──────── 本文 ────────
ずらりと並ぶコートを、手作業でチェックする。
Business Insider/Mary Hanbury
- ZARAとその持株会社インディテックスは、スペイン北西部の海沿いの小さな町アルテイショにグローバル本社を構える。インディテックスは世界最大のファッション小売業とされ、2017年の売上高は300億ドル(約3兆3000億円)を超える。
- アルテイショではさまざまな部署で5000人以上の従業員が働いている。また、10の工場と世界96カ国に製品を発送する同社最大の配送センターもある。
- 我々は、ZARAの競争力の源泉とも言える工場と配送センターを見学した。
ZARAは世界96カ国に2238店舗を展開。各店舗は週2回、製品を受け取る。
同社はスペイン各地に4つの配送センターを抱え、製品はそのいずれかから発送される。
──────── 手元の資料 ────────
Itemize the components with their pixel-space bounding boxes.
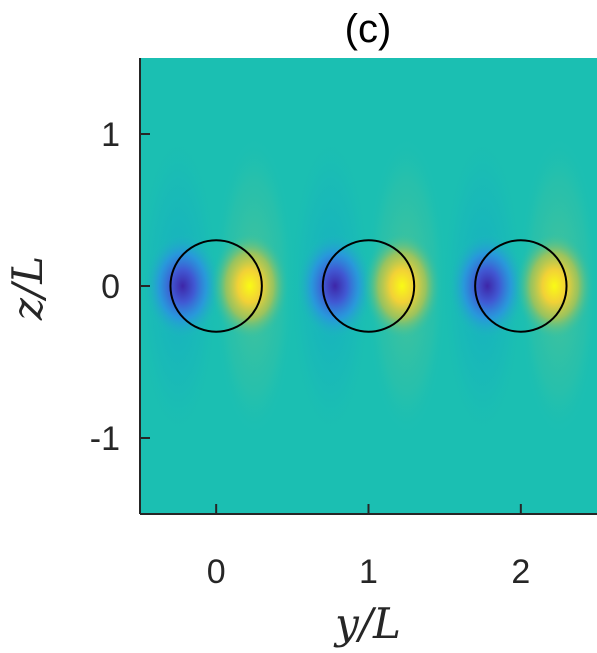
circle-marker-2 bbox=[474, 239, 568, 333]
y-axis-label: z/L bbox=[3, 256, 52, 321]
chart-title: (c) bbox=[345, 7, 392, 51]
positive-lobe-core bbox=[210, 231, 290, 341]
x-axis-label: y/L bbox=[333, 599, 401, 648]
y-tick-label: 1 bbox=[101, 116, 120, 154]
y-tick-label: -1 bbox=[90, 420, 120, 458]
negative-lobe-core bbox=[143, 231, 223, 341]
positive-lobe-core bbox=[362, 231, 442, 341]
circle-overlays bbox=[169, 239, 568, 333]
negative-lobe-core bbox=[447, 231, 527, 341]
circle-marker-0 bbox=[169, 239, 263, 333]
x-axis-ticks: 0 1 2 bbox=[207, 504, 530, 591]
negative-lobe-core bbox=[295, 231, 375, 341]
x-tick-label: 2 bbox=[511, 553, 530, 591]
y-tick-label: 0 bbox=[101, 268, 120, 306]
circle-marker-1 bbox=[321, 239, 416, 333]
y-axis-ticks: 1 0 -1 bbox=[90, 116, 150, 458]
x-tick-label: 1 bbox=[359, 553, 378, 591]
positive-lobe-core bbox=[514, 231, 594, 341]
x-tick-label: 0 bbox=[207, 553, 226, 591]
heatmap-field bbox=[140, 134, 597, 438]
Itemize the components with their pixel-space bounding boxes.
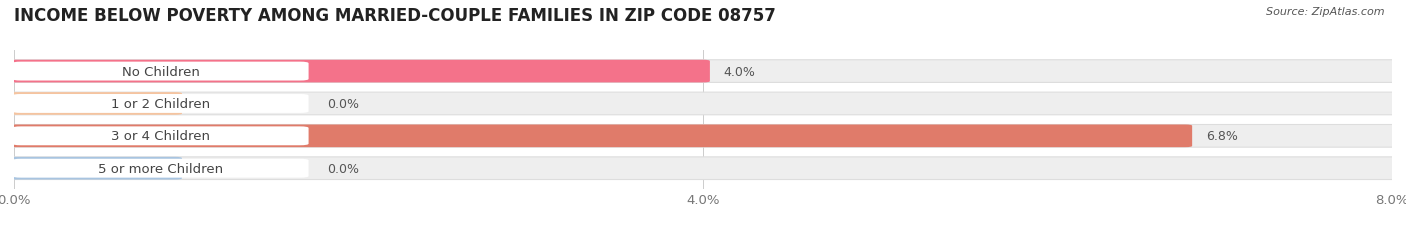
FancyBboxPatch shape bbox=[7, 157, 1399, 180]
FancyBboxPatch shape bbox=[13, 62, 308, 81]
Text: No Children: No Children bbox=[121, 65, 200, 78]
FancyBboxPatch shape bbox=[7, 61, 710, 83]
FancyBboxPatch shape bbox=[7, 125, 1192, 148]
Text: 3 or 4 Children: 3 or 4 Children bbox=[111, 130, 209, 143]
FancyBboxPatch shape bbox=[13, 159, 308, 178]
Text: 4.0%: 4.0% bbox=[724, 65, 755, 78]
FancyBboxPatch shape bbox=[13, 95, 308, 113]
FancyBboxPatch shape bbox=[7, 93, 1399, 115]
Text: 5 or more Children: 5 or more Children bbox=[98, 162, 224, 175]
FancyBboxPatch shape bbox=[13, 127, 308, 146]
Text: INCOME BELOW POVERTY AMONG MARRIED-COUPLE FAMILIES IN ZIP CODE 08757: INCOME BELOW POVERTY AMONG MARRIED-COUPL… bbox=[14, 7, 776, 25]
Text: Source: ZipAtlas.com: Source: ZipAtlas.com bbox=[1267, 7, 1385, 17]
FancyBboxPatch shape bbox=[7, 93, 181, 115]
Text: 1 or 2 Children: 1 or 2 Children bbox=[111, 97, 209, 110]
FancyBboxPatch shape bbox=[7, 125, 1399, 148]
Text: 6.8%: 6.8% bbox=[1206, 130, 1237, 143]
FancyBboxPatch shape bbox=[7, 61, 1399, 83]
FancyBboxPatch shape bbox=[7, 157, 181, 180]
Text: 0.0%: 0.0% bbox=[328, 97, 360, 110]
Text: 0.0%: 0.0% bbox=[328, 162, 360, 175]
────────
やること:
A – 本文のうち、「Business Insider/Mary Hanbury」から始まって「- 我々は、ZARAの競争力の源泉とも言える工場と配送センターを見学した。」までのところを、一字も変えずにそのまま書き写してください。
B – 次の(i)〜(iii)が本文の内容と合っているか、それぞれ「はい」か「いいえ」で答えてください。決め手になった本文の言葉も、そのまま引いてください。
(i) インディテックスのグローバル本社は、スペイン北西部の海沿いの町アルテイショにある。
(ii) ZARAの各店舗は、週に1回製品を受け取る。
(iii) 同社はスペイン各地に6つの配送センターを持っている。
C – 本文を読んで、次の問いに答えてください。
(i) アルテイショでは何人以上の従業員が働いているか。
(ii) ZARAは世界で何店舗を展開しているか。
(iii) インディテックスの2017年の売上高はいくらを超えるか。
資料は見なくても大丈夫です。

答えと説明:
A –
Business Insider/Mary Hanbury
- ZARAとその持株会社インディテックスは、スペイン北西部の海沿いの小さな町アルテイショにグローバル本社を構える。インディテックスは世界最大のファッション小売業とされ、2017年の売上高は300億ドル(約3兆3000億円)を超える。
- アルテイショではさまざまな部署で5000人以上の従業員が働いている。また、10の工場と世界96カ国に製品を発送する同社最大の配送センターもある。
- 我々は、ZARAの競争力の源泉とも言える工場と配送センターを見学した。

B –
(i) はい。「スペイン北西部の海沿いの小さな町アルテイショにグローバル本社を構える」
(ii) いいえ。「各店舗は週2回、製品を受け取る」
(iii) いいえ。「スペイン各地に4つの配送センターを抱え」

C –
(i) 5000人以上
(ii) 2238店舗
(iii) 300億ドル(約3兆3000億円)